** start MATERIAL FOR THE TASK **

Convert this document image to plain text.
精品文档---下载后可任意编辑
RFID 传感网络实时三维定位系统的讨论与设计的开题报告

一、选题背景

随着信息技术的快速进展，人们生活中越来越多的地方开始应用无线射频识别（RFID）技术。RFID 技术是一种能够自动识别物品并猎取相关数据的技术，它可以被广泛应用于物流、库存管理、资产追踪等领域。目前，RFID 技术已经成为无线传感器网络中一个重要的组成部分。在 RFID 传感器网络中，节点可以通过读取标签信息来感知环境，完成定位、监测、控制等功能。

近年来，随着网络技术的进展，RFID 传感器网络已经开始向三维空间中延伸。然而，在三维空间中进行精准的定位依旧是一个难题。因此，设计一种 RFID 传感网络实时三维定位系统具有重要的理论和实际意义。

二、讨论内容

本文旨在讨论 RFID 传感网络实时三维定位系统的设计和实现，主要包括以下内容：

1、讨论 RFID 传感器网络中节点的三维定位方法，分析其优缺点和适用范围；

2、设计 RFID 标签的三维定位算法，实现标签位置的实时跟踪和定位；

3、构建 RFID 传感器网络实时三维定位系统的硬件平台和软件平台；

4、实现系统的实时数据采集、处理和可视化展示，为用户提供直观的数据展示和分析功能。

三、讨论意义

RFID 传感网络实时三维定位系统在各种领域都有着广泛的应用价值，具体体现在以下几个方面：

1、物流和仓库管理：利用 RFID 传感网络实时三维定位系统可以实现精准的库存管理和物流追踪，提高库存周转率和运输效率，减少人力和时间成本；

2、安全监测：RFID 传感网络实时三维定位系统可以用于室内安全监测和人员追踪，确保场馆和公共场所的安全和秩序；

** end MATERIAL FOR THE TASK **

- _PROBLEM TO SOLVE_: Retype each record exactly, leaving nothing out.

- _EXERCISE RESPONSE_:
Convert this document image to plain text.
精品文档---下载后可任意编辑
RFID 传感网络实时三维定位系统的讨论与设计的开题报告

一、选题背景

随着信息技术的快速进展，人们生活中越来越多的地方开始应用无线射频识别（RFID）技术。RFID 技术是一种能够自动识别物品并猎取相关数据的技术，它可以被广泛应用于物流、库存管理、资产追踪等领域。目前，RFID 技术已经成为无线传感器网络中一个重要的组成部分。在 RFID 传感器网络中，节点可以通过读取标签信息来感知环境，完成定位、监测、控制等功能。

近年来，随着网络技术的进展，RFID 传感器网络已经开始向三维空间中延伸。然而，在三维空间中进行精准的定位依旧是一个难题。因此，设计一种 RFID 传感网络实时三维定位系统具有重要的理论和实际意义。

二、讨论内容

本文旨在讨论 RFID 传感网络实时三维定位系统的设计和实现，主要包括以下内容：

1、讨论 RFID 传感器网络中节点的三维定位方法，分析其优缺点和适用范围；

2、设计 RFID 标签的三维定位算法，实现标签位置的实时跟踪和定位；

3、构建 RFID 传感器网络实时三维定位系统的硬件平台和软件平台；

4、实现系统的实时数据采集、处理和可视化展示，为用户提供直观的数据展示和分析功能。

三、讨论意义

RFID 传感网络实时三维定位系统在各种领域都有着广泛的应用价值，具体体现在以下几个方面：

1、物流和仓库管理：利用 RFID 传感网络实时三维定位系统可以实现精准的库存管理和物流追踪，提高库存周转率和运输效率，减少人力和时间成本；

2、安全监测：RFID 传感网络实时三维定位系统可以用于室内安全监测和人员追踪，确保场馆和公共场所的安全和秩序；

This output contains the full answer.